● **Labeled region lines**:
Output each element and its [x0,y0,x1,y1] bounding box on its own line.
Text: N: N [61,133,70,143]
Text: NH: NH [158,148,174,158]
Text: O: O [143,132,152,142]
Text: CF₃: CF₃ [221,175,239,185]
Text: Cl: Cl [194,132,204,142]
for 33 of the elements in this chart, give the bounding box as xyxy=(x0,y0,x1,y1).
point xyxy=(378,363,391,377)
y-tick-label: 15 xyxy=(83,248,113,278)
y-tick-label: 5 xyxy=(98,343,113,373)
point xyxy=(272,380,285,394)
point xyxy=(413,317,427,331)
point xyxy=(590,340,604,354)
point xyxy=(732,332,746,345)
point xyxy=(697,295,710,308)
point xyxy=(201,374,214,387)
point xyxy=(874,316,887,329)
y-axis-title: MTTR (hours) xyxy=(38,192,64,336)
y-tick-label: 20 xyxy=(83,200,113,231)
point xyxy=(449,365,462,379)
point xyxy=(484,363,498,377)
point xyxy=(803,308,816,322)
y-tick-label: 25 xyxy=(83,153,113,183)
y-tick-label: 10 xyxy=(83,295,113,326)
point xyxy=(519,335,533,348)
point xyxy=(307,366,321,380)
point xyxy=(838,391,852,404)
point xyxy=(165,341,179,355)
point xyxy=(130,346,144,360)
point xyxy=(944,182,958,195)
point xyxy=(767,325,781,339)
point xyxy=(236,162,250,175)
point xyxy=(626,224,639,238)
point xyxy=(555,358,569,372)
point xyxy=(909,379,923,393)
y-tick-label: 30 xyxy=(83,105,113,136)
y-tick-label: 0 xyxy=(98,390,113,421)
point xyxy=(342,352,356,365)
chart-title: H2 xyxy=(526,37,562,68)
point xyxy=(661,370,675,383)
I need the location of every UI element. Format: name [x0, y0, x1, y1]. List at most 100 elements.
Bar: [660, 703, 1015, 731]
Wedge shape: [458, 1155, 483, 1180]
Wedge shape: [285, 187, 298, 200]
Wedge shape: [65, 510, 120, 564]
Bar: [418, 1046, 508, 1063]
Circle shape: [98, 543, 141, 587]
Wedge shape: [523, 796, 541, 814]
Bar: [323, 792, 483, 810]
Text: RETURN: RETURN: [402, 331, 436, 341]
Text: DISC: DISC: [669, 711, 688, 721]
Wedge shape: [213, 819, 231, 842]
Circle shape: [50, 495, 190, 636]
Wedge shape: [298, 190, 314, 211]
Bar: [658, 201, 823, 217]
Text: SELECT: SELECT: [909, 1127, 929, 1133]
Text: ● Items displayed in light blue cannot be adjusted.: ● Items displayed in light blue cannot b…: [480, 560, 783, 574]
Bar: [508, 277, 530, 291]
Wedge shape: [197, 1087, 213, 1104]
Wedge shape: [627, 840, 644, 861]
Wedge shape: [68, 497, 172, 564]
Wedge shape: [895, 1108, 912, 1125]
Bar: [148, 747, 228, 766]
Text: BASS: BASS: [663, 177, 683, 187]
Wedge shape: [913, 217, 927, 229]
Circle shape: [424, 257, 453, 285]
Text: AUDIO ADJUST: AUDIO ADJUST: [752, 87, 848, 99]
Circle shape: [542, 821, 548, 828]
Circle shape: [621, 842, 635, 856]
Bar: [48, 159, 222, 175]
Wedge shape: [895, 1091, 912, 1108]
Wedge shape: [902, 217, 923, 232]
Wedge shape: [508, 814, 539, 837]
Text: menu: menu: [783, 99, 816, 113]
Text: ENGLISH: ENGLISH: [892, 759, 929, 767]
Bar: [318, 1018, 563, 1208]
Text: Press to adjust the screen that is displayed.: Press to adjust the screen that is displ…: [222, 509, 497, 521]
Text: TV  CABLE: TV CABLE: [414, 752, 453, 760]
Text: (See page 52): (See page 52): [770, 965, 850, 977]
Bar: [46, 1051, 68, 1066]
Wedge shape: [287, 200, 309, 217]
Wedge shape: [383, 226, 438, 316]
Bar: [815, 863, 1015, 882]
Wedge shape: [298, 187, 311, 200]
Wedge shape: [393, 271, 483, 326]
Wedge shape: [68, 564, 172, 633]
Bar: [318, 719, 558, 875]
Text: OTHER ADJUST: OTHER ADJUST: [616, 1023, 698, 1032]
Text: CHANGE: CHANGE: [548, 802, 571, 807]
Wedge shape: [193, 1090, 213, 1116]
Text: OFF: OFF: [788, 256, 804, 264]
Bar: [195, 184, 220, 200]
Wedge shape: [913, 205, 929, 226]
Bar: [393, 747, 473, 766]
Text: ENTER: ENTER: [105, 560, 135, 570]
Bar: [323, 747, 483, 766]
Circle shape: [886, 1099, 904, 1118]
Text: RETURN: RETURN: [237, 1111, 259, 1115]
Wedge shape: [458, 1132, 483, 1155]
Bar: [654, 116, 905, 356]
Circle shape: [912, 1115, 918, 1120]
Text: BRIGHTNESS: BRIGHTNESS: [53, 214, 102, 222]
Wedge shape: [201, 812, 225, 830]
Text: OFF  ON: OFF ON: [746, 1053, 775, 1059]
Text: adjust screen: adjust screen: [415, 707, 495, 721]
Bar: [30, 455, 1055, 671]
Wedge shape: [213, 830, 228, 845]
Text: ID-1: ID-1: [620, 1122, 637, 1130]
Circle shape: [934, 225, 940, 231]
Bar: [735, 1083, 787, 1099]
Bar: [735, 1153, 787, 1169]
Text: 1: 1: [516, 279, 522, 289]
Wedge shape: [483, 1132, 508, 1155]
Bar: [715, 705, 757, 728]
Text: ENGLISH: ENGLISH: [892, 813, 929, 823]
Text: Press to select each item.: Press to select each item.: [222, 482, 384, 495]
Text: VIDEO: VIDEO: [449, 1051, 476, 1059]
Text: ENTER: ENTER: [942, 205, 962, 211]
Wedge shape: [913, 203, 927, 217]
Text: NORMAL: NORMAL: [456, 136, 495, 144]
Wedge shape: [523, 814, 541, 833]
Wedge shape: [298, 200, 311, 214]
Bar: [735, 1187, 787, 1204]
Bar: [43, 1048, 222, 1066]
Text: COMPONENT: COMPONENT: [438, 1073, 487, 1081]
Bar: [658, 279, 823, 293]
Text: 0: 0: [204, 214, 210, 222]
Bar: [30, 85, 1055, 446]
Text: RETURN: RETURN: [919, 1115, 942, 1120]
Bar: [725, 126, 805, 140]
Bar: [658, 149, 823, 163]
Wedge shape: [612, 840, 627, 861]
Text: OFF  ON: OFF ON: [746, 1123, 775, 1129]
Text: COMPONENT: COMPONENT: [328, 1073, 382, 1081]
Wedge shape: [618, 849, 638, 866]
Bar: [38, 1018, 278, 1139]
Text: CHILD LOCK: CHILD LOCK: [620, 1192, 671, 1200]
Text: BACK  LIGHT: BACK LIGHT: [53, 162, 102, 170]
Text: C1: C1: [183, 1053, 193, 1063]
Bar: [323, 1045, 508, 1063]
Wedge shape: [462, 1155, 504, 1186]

● **Written instruction**: Copy out the lines above, from the first one through the line holding "point xyxy=(590,340,604,354)", inclusive.

● **In response**:
Output each element and its [x0,y0,x1,y1] bounding box on its own line.
Text: N: N [61,133,70,143]
Text: NH: NH [158,148,174,158]
Text: O: O [143,132,152,142]
Text: CF₃: CF₃ [221,175,239,185]
Text: Cl: Cl [194,132,204,142]
for 33 of the elements in this chart, give the bounding box as xyxy=(x0,y0,x1,y1).
point xyxy=(378,363,391,377)
y-tick-label: 15 xyxy=(83,248,113,278)
y-tick-label: 5 xyxy=(98,343,113,373)
point xyxy=(272,380,285,394)
point xyxy=(413,317,427,331)
point xyxy=(590,340,604,354)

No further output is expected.